YOUR INSTRUCTIONS
Give the data below again exactly as it stands. Omit the pictures.

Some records
• • • • • • •

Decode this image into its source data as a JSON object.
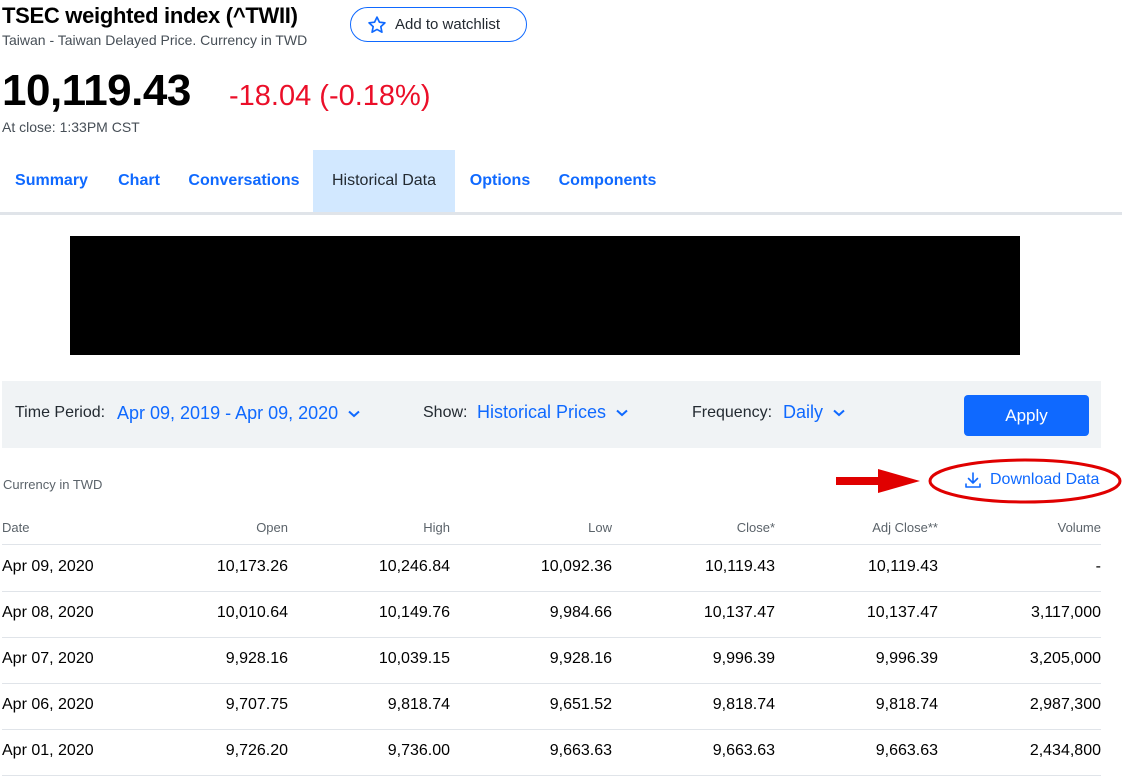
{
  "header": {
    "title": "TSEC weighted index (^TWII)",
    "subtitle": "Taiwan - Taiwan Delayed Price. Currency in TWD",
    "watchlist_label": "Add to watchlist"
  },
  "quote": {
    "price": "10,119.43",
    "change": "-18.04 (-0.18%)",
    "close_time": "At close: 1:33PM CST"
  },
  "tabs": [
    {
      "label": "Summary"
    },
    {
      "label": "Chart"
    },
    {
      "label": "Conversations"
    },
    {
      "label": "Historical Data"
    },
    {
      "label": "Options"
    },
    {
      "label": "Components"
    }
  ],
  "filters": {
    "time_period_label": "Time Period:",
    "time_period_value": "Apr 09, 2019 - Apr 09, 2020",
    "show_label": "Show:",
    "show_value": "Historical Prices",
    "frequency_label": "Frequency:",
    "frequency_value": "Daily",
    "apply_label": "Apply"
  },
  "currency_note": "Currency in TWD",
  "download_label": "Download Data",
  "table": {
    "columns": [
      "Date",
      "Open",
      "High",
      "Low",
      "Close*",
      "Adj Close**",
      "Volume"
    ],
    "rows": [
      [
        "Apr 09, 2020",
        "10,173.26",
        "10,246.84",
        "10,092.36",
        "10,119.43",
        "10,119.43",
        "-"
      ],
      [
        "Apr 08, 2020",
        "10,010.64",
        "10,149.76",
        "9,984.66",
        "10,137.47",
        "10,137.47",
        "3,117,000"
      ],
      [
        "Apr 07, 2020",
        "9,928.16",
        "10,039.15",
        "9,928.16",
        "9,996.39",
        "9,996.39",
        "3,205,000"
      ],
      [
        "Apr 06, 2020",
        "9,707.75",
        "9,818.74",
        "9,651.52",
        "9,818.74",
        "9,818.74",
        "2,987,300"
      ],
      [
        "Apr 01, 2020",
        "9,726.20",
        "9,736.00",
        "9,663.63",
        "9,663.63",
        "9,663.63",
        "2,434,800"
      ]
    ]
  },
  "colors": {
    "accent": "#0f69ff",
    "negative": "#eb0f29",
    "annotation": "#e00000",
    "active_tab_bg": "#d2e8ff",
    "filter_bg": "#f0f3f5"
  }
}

• • • • • • •

THE ANSWER
Decode this image into its source data as a JSON object.
{
  "header": {
    "title": "TSEC weighted index (^TWII)",
    "subtitle": "Taiwan - Taiwan Delayed Price. Currency in TWD",
    "watchlist_label": "Add to watchlist"
  },
  "quote": {
    "price": "10,119.43",
    "change": "-18.04 (-0.18%)",
    "close_time": "At close: 1:33PM CST"
  },
  "tabs": [
    {
      "label": "Summary"
    },
    {
      "label": "Chart"
    },
    {
      "label": "Conversations"
    },
    {
      "label": "Historical Data"
    },
    {
      "label": "Options"
    },
    {
      "label": "Components"
    }
  ],
  "filters": {
    "time_period_label": "Time Period:",
    "time_period_value": "Apr 09, 2019 - Apr 09, 2020",
    "show_label": "Show:",
    "show_value": "Historical Prices",
    "frequency_label": "Frequency:",
    "frequency_value": "Daily",
    "apply_label": "Apply"
  },
  "currency_note": "Currency in TWD",
  "download_label": "Download Data",
  "table": {
    "columns": [
      "Date",
      "Open",
      "High",
      "Low",
      "Close*",
      "Adj Close**",
      "Volume"
    ],
    "rows": [
      [
        "Apr 09, 2020",
        "10,173.26",
        "10,246.84",
        "10,092.36",
        "10,119.43",
        "10,119.43",
        "-"
      ],
      [
        "Apr 08, 2020",
        "10,010.64",
        "10,149.76",
        "9,984.66",
        "10,137.47",
        "10,137.47",
        "3,117,000"
      ],
      [
        "Apr 07, 2020",
        "9,928.16",
        "10,039.15",
        "9,928.16",
        "9,996.39",
        "9,996.39",
        "3,205,000"
      ],
      [
        "Apr 06, 2020",
        "9,707.75",
        "9,818.74",
        "9,651.52",
        "9,818.74",
        "9,818.74",
        "2,987,300"
      ],
      [
        "Apr 01, 2020",
        "9,726.20",
        "9,736.00",
        "9,663.63",
        "9,663.63",
        "9,663.63",
        "2,434,800"
      ]
    ]
  },
  "colors": {
    "accent": "#0f69ff",
    "negative": "#eb0f29",
    "annotation": "#e00000",
    "active_tab_bg": "#d2e8ff",
    "filter_bg": "#f0f3f5"
  }
}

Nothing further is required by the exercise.